RECORDS FOR THIS EXERCISE:
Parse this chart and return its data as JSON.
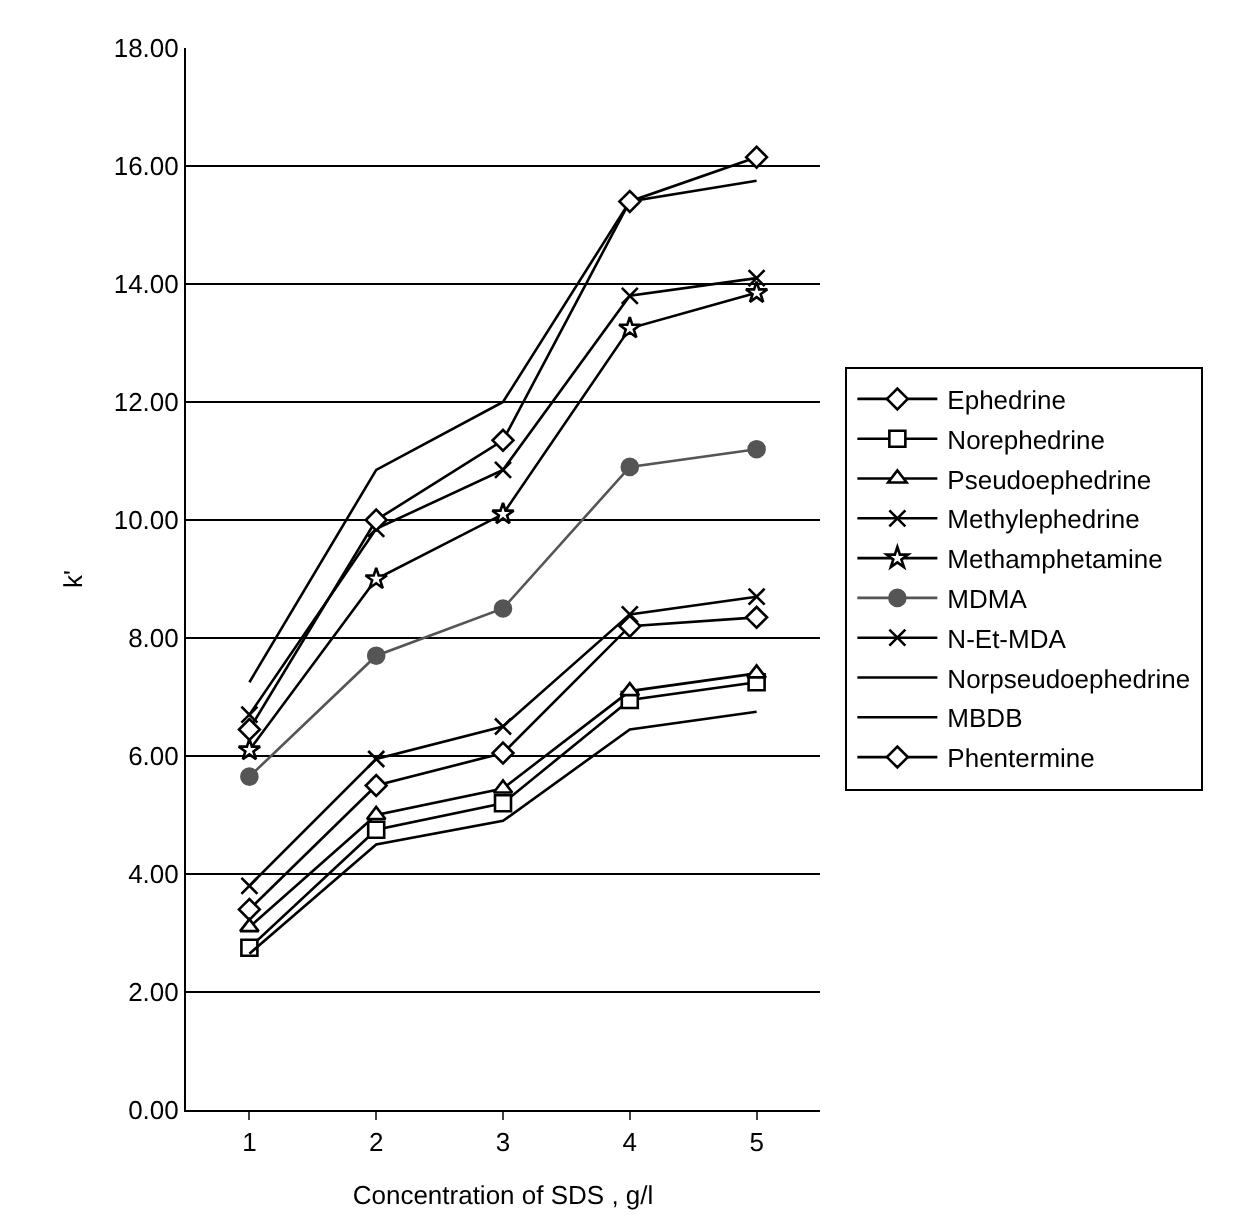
{
  "chart_data": {
    "type": "line",
    "xlabel": "Concentration of SDS , g/l",
    "ylabel": "k'",
    "categories": [
      "1",
      "2",
      "3",
      "4",
      "5"
    ],
    "ylim": [
      0,
      18
    ],
    "yticks": [
      {
        "value": 0,
        "label": "0.00"
      },
      {
        "value": 2,
        "label": "2.00"
      },
      {
        "value": 4,
        "label": "4.00"
      },
      {
        "value": 6,
        "label": "6.00"
      },
      {
        "value": 8,
        "label": "8.00"
      },
      {
        "value": 10,
        "label": "10.00"
      },
      {
        "value": 12,
        "label": "12.00"
      },
      {
        "value": 14,
        "label": "14.00"
      },
      {
        "value": 16,
        "label": "16.00"
      },
      {
        "value": 18,
        "label": "18.00"
      }
    ],
    "grid": "y",
    "legend": "right",
    "line_style": "solid",
    "series": [
      {
        "name": "Ephedrine",
        "color": "#000000",
        "marker": "diamond",
        "values": [
          3.4,
          5.5,
          6.05,
          8.2,
          8.35
        ]
      },
      {
        "name": "Norephedrine",
        "color": "#000000",
        "marker": "square",
        "values": [
          2.75,
          4.75,
          5.2,
          6.95,
          7.25
        ]
      },
      {
        "name": "Pseudoephedrine",
        "color": "#000000",
        "marker": "triangle",
        "values": [
          3.1,
          5.0,
          5.45,
          7.1,
          7.4
        ]
      },
      {
        "name": "Methylephedrine",
        "color": "#000000",
        "marker": "cross",
        "values": [
          3.8,
          5.95,
          6.5,
          8.4,
          8.7
        ]
      },
      {
        "name": "Methamphetamine",
        "color": "#000000",
        "marker": "star",
        "values": [
          6.1,
          9.0,
          10.1,
          13.25,
          13.85
        ]
      },
      {
        "name": "MDMA",
        "color": "#555555",
        "marker": "circle",
        "values": [
          5.65,
          7.7,
          8.5,
          10.9,
          11.2
        ]
      },
      {
        "name": "N-Et-MDA",
        "color": "#000000",
        "marker": "cross",
        "values": [
          6.7,
          9.85,
          10.85,
          13.8,
          14.1
        ]
      },
      {
        "name": "Norpseudoephedrine",
        "color": "#000000",
        "marker": "none",
        "values": [
          2.65,
          4.5,
          4.9,
          6.45,
          6.75
        ]
      },
      {
        "name": "MBDB",
        "color": "#000000",
        "marker": "none",
        "values": [
          7.25,
          10.85,
          12.0,
          15.4,
          15.75
        ]
      },
      {
        "name": "Phentermine",
        "color": "#000000",
        "marker": "diamond",
        "values": [
          6.45,
          10.0,
          11.35,
          15.4,
          16.15
        ]
      }
    ]
  }
}
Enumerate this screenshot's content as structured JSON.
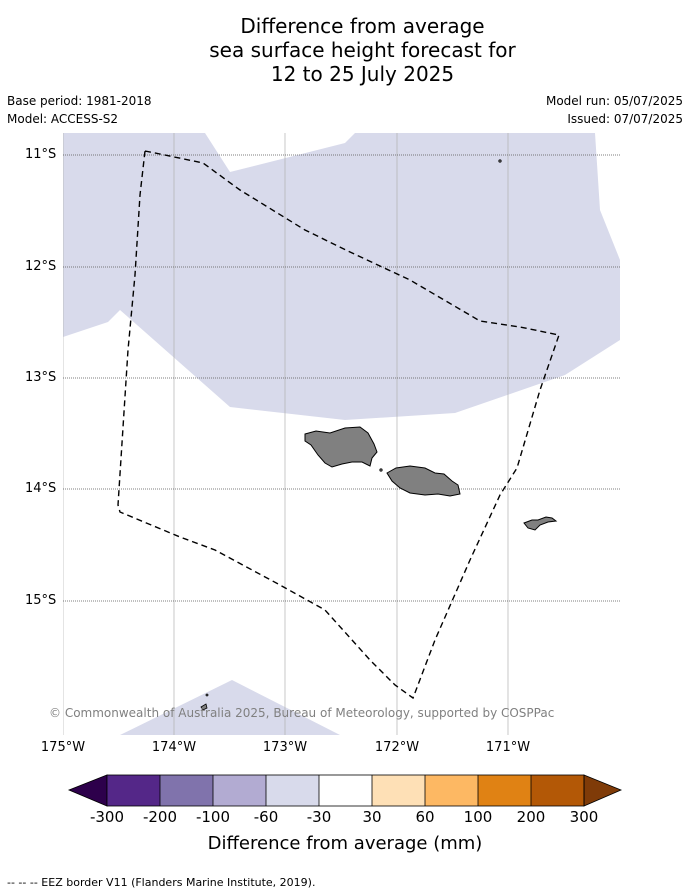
{
  "title_lines": [
    "Difference from average",
    "sea surface height forecast for",
    "12 to 25 July 2025"
  ],
  "base_period": "Base period: 1981-2018",
  "model": "Model: ACCESS-S2",
  "model_run": "Model run: 05/07/2025",
  "issued": "Issued: 07/07/2025",
  "lat_labels": [
    "11°S",
    "12°S",
    "13°S",
    "14°S",
    "15°S"
  ],
  "lon_labels": [
    "175°W",
    "174°W",
    "173°W",
    "172°W",
    "171°W"
  ],
  "copyright": "© Commonwealth of Australia 2025, Bureau of Meteorology, supported by COSPPac",
  "colorbar": {
    "title": "Difference from average (mm)",
    "tick_labels": [
      "-300",
      "-200",
      "-100",
      "-60",
      "-30",
      "30",
      "60",
      "100",
      "200",
      "300"
    ],
    "colors": [
      "#2d004b",
      "#542788",
      "#8073ac",
      "#b2abd2",
      "#d8daeb",
      "#ffffff",
      "#fee0b6",
      "#fdb863",
      "#e08214",
      "#b35806",
      "#7f3b08"
    ]
  },
  "eez_legend": "--  --  -- EEZ border V11 (Flanders Marine Institute, 2019).",
  "colors": {
    "anomaly_fill": "#d8daeb",
    "land": "#808080",
    "grid": "#b0b0b0"
  }
}
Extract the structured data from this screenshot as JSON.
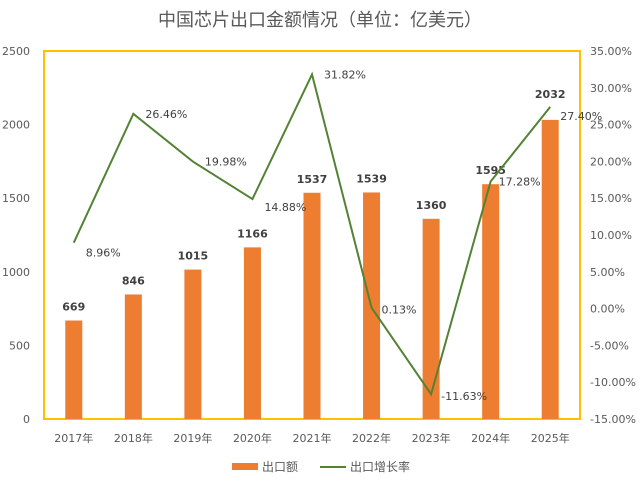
{
  "chart_data": {
    "type": "bar+line",
    "title": "中国芯片出口金额情况（单位：亿美元）",
    "categories": [
      "2017年",
      "2018年",
      "2019年",
      "2020年",
      "2021年",
      "2022年",
      "2023年",
      "2024年",
      "2025年"
    ],
    "series": [
      {
        "name": "出口额",
        "type": "bar",
        "axis": "left",
        "values": [
          669,
          846,
          1015,
          1166,
          1537,
          1539,
          1360,
          1595,
          2032
        ],
        "labels": [
          "669",
          "846",
          "1015",
          "1166",
          "1537",
          "1539",
          "1360",
          "1595",
          "2032"
        ]
      },
      {
        "name": "出口增长率",
        "type": "line",
        "axis": "right",
        "values": [
          8.96,
          26.46,
          19.98,
          14.88,
          31.82,
          0.13,
          -11.63,
          17.28,
          27.4
        ],
        "labels": [
          "8.96%",
          "26.46%",
          "19.98%",
          "14.88%",
          "31.82%",
          "0.13%",
          "-11.63%",
          "17.28%",
          "27.40%"
        ]
      }
    ],
    "y_left": {
      "range": [
        0,
        2500
      ],
      "ticks": [
        "0",
        "500",
        "1000",
        "1500",
        "2000",
        "2500"
      ]
    },
    "y_right": {
      "range": [
        -15,
        35
      ],
      "ticks": [
        "-15.00%",
        "-10.00%",
        "-5.00%",
        "0.00%",
        "5.00%",
        "10.00%",
        "15.00%",
        "20.00%",
        "25.00%",
        "30.00%",
        "35.00%"
      ]
    },
    "grid": false,
    "legend": "bottom",
    "colors": {
      "bar": "#ED7D31",
      "line": "#548235",
      "plot_border": "#FFC000"
    }
  }
}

WHAT YOU ARE ASKED TO DO:
Except for the pictures, copy every line of the records above exactly.

RESPONSE:
Parse this chart and return its data as JSON.
{
  "chart_data": {
    "type": "line",
    "xlabel": "Concentration of SDS , g/l",
    "ylabel": "k'",
    "categories": [
      "1",
      "2",
      "3",
      "4",
      "5"
    ],
    "ylim": [
      0,
      18
    ],
    "yticks": [
      {
        "value": 0,
        "label": "0.00"
      },
      {
        "value": 2,
        "label": "2.00"
      },
      {
        "value": 4,
        "label": "4.00"
      },
      {
        "value": 6,
        "label": "6.00"
      },
      {
        "value": 8,
        "label": "8.00"
      },
      {
        "value": 10,
        "label": "10.00"
      },
      {
        "value": 12,
        "label": "12.00"
      },
      {
        "value": 14,
        "label": "14.00"
      },
      {
        "value": 16,
        "label": "16.00"
      },
      {
        "value": 18,
        "label": "18.00"
      }
    ],
    "grid": "y",
    "legend": "right",
    "line_style": "solid",
    "series": [
      {
        "name": "Ephedrine",
        "color": "#000000",
        "marker": "diamond",
        "values": [
          3.4,
          5.5,
          6.05,
          8.2,
          8.35
        ]
      },
      {
        "name": "Norephedrine",
        "color": "#000000",
        "marker": "square",
        "values": [
          2.75,
          4.75,
          5.2,
          6.95,
          7.25
        ]
      },
      {
        "name": "Pseudoephedrine",
        "color": "#000000",
        "marker": "triangle",
        "values": [
          3.1,
          5.0,
          5.45,
          7.1,
          7.4
        ]
      },
      {
        "name": "Methylephedrine",
        "color": "#000000",
        "marker": "cross",
        "values": [
          3.8,
          5.95,
          6.5,
          8.4,
          8.7
        ]
      },
      {
        "name": "Methamphetamine",
        "color": "#000000",
        "marker": "star",
        "values": [
          6.1,
          9.0,
          10.1,
          13.25,
          13.85
        ]
      },
      {
        "name": "MDMA",
        "color": "#555555",
        "marker": "circle",
        "values": [
          5.65,
          7.7,
          8.5,
          10.9,
          11.2
        ]
      },
      {
        "name": "N-Et-MDA",
        "color": "#000000",
        "marker": "cross",
        "values": [
          6.7,
          9.85,
          10.85,
          13.8,
          14.1
        ]
      },
      {
        "name": "Norpseudoephedrine",
        "color": "#000000",
        "marker": "none",
        "values": [
          2.65,
          4.5,
          4.9,
          6.45,
          6.75
        ]
      },
      {
        "name": "MBDB",
        "color": "#000000",
        "marker": "none",
        "values": [
          7.25,
          10.85,
          12.0,
          15.4,
          15.75
        ]
      },
      {
        "name": "Phentermine",
        "color": "#000000",
        "marker": "diamond",
        "values": [
          6.45,
          10.0,
          11.35,
          15.4,
          16.15
        ]
      }
    ]
  }
}
Enumerate this screenshot's content as structured JSON.
{
  "title_lines": [
    "Difference from average",
    "sea surface height forecast for",
    "12 to 25 July 2025"
  ],
  "base_period": "Base period: 1981-2018",
  "model": "Model: ACCESS-S2",
  "model_run": "Model run: 05/07/2025",
  "issued": "Issued: 07/07/2025",
  "lat_labels": [
    "11°S",
    "12°S",
    "13°S",
    "14°S",
    "15°S"
  ],
  "lon_labels": [
    "175°W",
    "174°W",
    "173°W",
    "172°W",
    "171°W"
  ],
  "copyright": "© Commonwealth of Australia 2025, Bureau of Meteorology, supported by COSPPac",
  "colorbar": {
    "title": "Difference from average (mm)",
    "tick_labels": [
      "-300",
      "-200",
      "-100",
      "-60",
      "-30",
      "30",
      "60",
      "100",
      "200",
      "300"
    ],
    "colors": [
      "#2d004b",
      "#542788",
      "#8073ac",
      "#b2abd2",
      "#d8daeb",
      "#ffffff",
      "#fee0b6",
      "#fdb863",
      "#e08214",
      "#b35806",
      "#7f3b08"
    ]
  },
  "eez_legend": "--  --  -- EEZ border V11 (Flanders Marine Institute, 2019).",
  "colors": {
    "anomaly_fill": "#d8daeb",
    "land": "#808080",
    "grid": "#b0b0b0"
  }
}
Extract the structured data from this screenshot as JSON.
{
  "chart_data": {
    "type": "bar+line",
    "title": "中国芯片出口金额情况（单位：亿美元）",
    "categories": [
      "2017年",
      "2018年",
      "2019年",
      "2020年",
      "2021年",
      "2022年",
      "2023年",
      "2024年",
      "2025年"
    ],
    "series": [
      {
        "name": "出口额",
        "type": "bar",
        "axis": "left",
        "values": [
          669,
          846,
          1015,
          1166,
          1537,
          1539,
          1360,
          1595,
          2032
        ],
        "labels": [
          "669",
          "846",
          "1015",
          "1166",
          "1537",
          "1539",
          "1360",
          "1595",
          "2032"
        ]
      },
      {
        "name": "出口增长率",
        "type": "line",
        "axis": "right",
        "values": [
          8.96,
          26.46,
          19.98,
          14.88,
          31.82,
          0.13,
          -11.63,
          17.28,
          27.4
        ],
        "labels": [
          "8.96%",
          "26.46%",
          "19.98%",
          "14.88%",
          "31.82%",
          "0.13%",
          "-11.63%",
          "17.28%",
          "27.40%"
        ]
      }
    ],
    "y_left": {
      "range": [
        0,
        2500
      ],
      "ticks": [
        "0",
        "500",
        "1000",
        "1500",
        "2000",
        "2500"
      ]
    },
    "y_right": {
      "range": [
        -15,
        35
      ],
      "ticks": [
        "-15.00%",
        "-10.00%",
        "-5.00%",
        "0.00%",
        "5.00%",
        "10.00%",
        "15.00%",
        "20.00%",
        "25.00%",
        "30.00%",
        "35.00%"
      ]
    },
    "grid": false,
    "legend": "bottom",
    "colors": {
      "bar": "#ED7D31",
      "line": "#548235",
      "plot_border": "#FFC000"
    }
  }
}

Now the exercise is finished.